**Exercise:** Copy each line of the entries beneath that contains the word "coupon".

-------- Records for the exercise

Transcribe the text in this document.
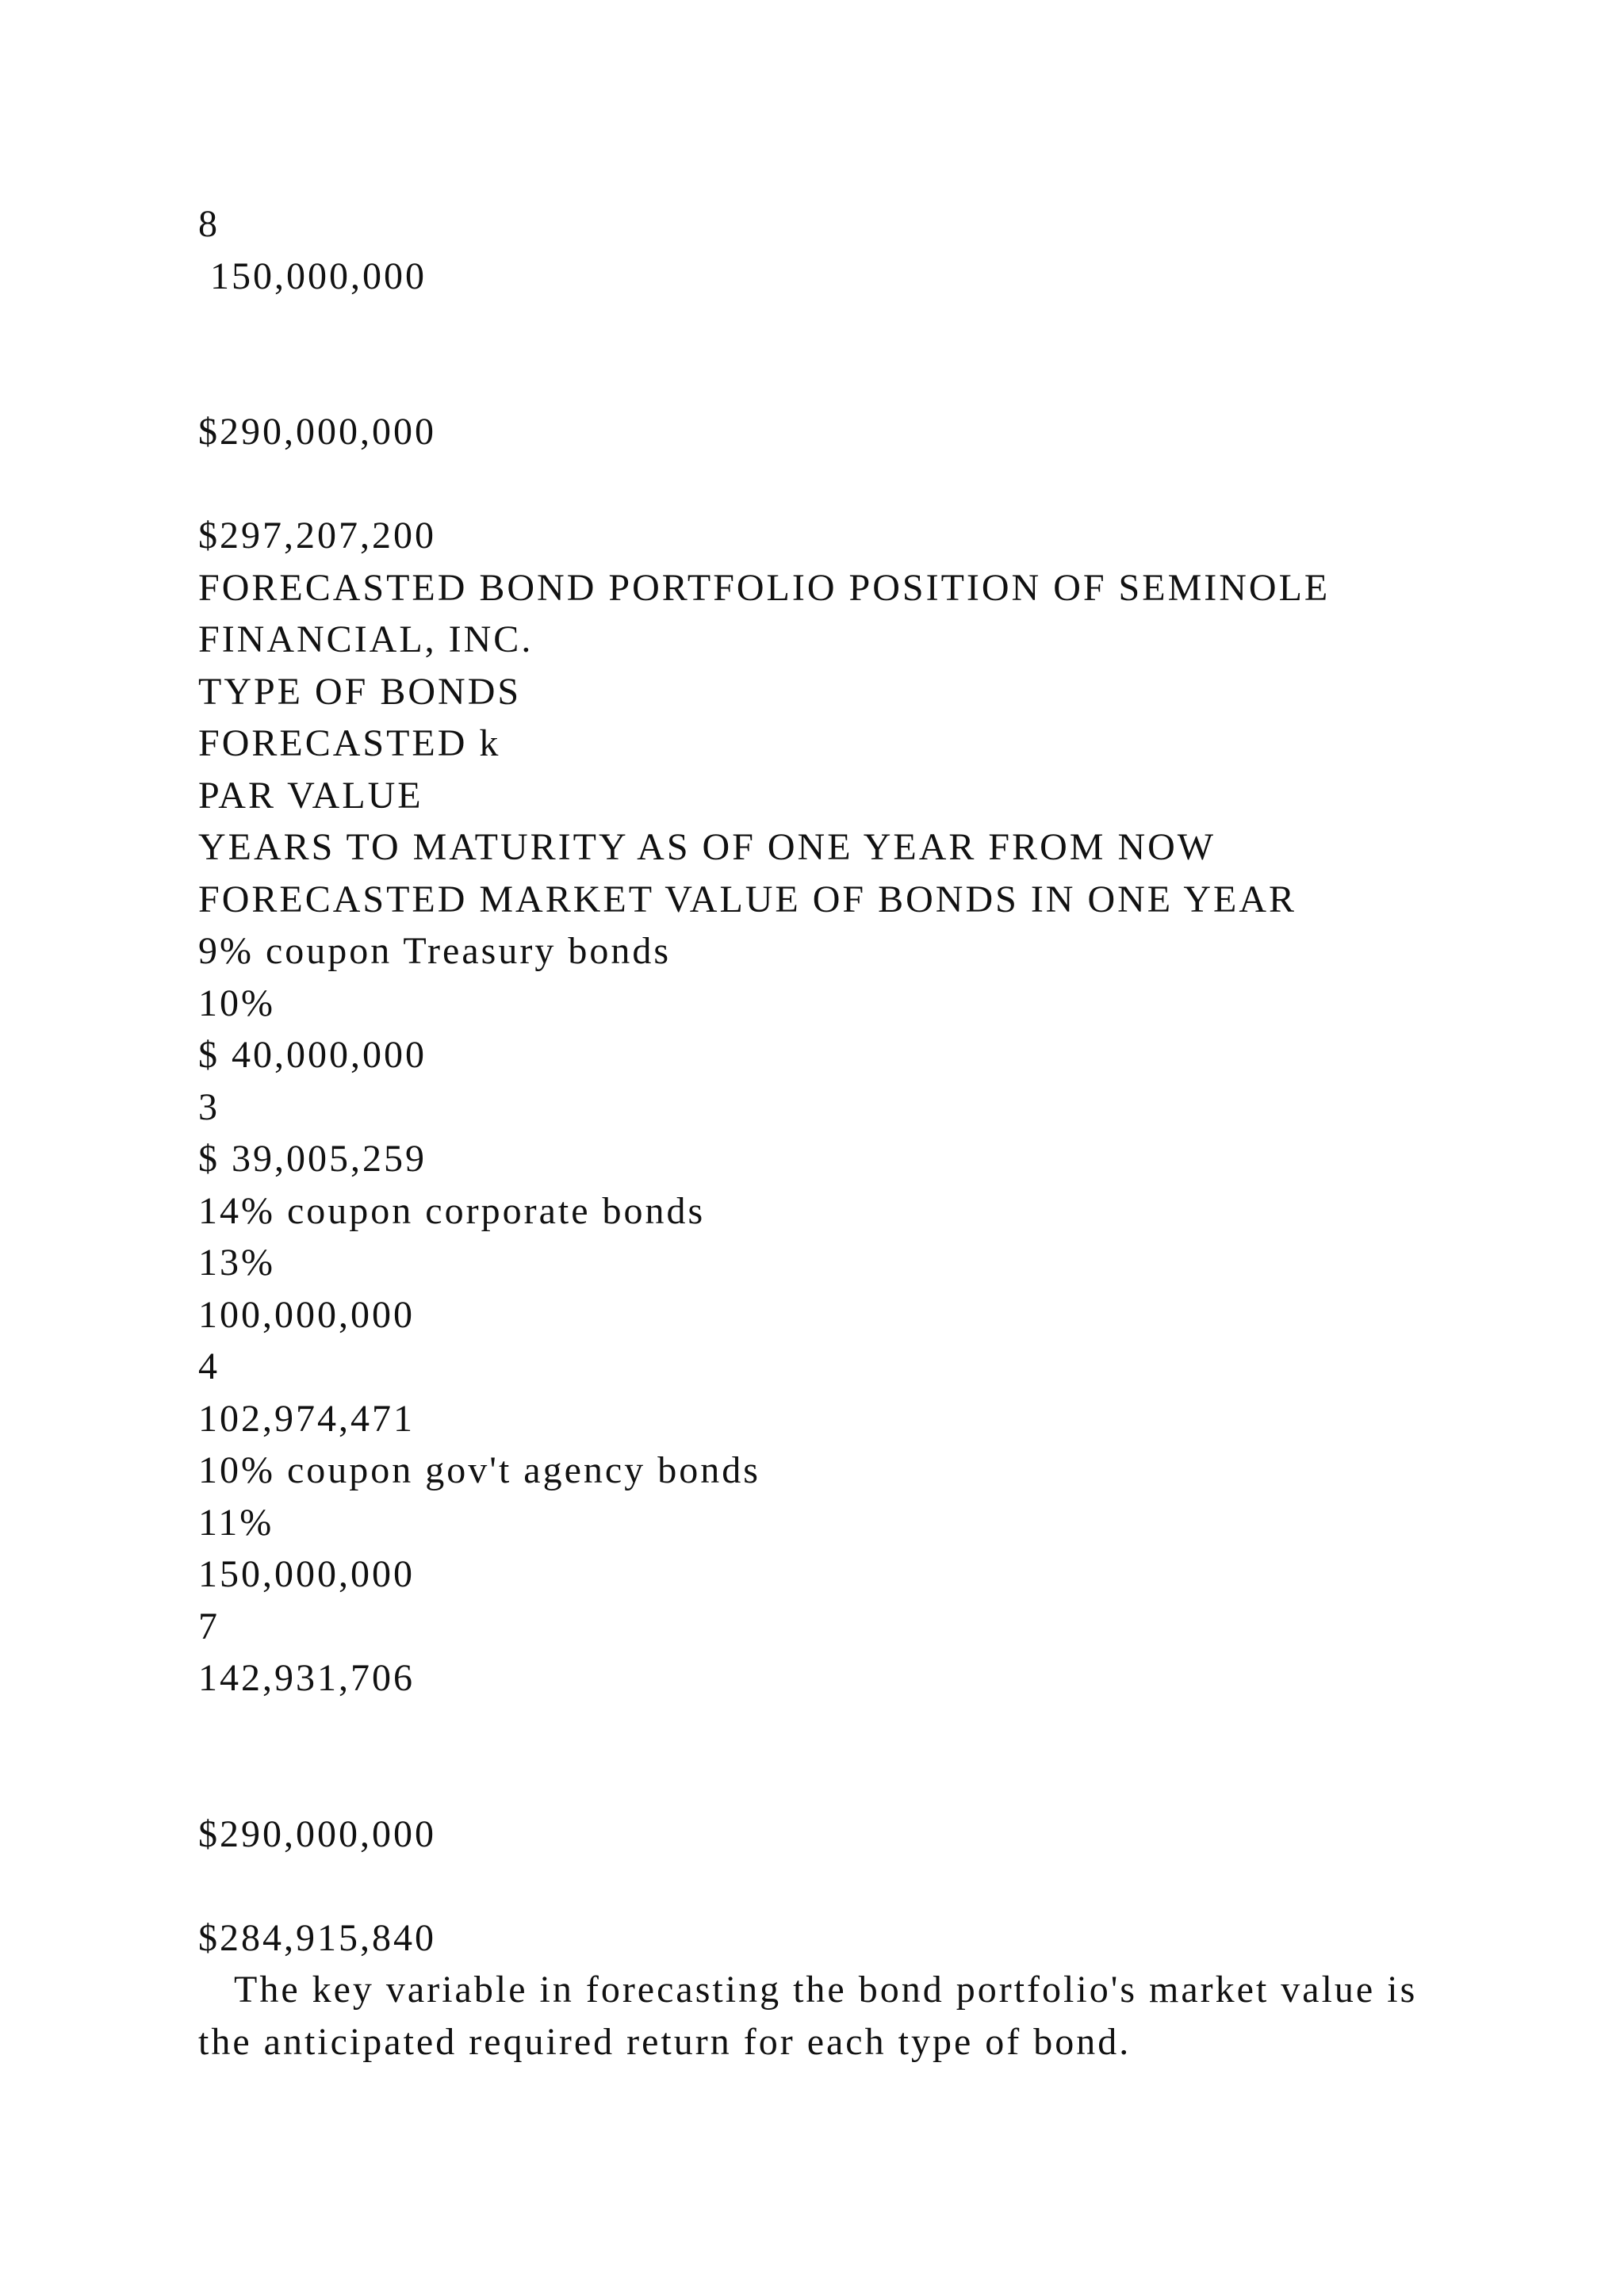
8
150,000,000
$290,000,000
$297,207,200
FORECASTED BOND PORTFOLIO POSITION OF SEMINOLE FINANCIAL, INC.
TYPE OF BONDS
FORECASTED k
PAR VALUE
YEARS TO MATURITY AS OF ONE YEAR FROM NOW
FORECASTED MARKET VALUE OF BONDS IN ONE YEAR
9% coupon Treasury bonds
10%
$ 40,000,000
3
$ 39,005,259
14% coupon corporate bonds
13%
100,000,000
4
102,974,471
10% coupon gov't agency bonds
11%
150,000,000
7
142,931,706
$290,000,000
$284,915,840
The key variable in forecasting the bond portfolio's market value is the anticipated required return for each type of bond.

----------------

**Output for this task:**
9% coupon Treasury bonds
14% coupon corporate bonds
10% coupon gov't agency bonds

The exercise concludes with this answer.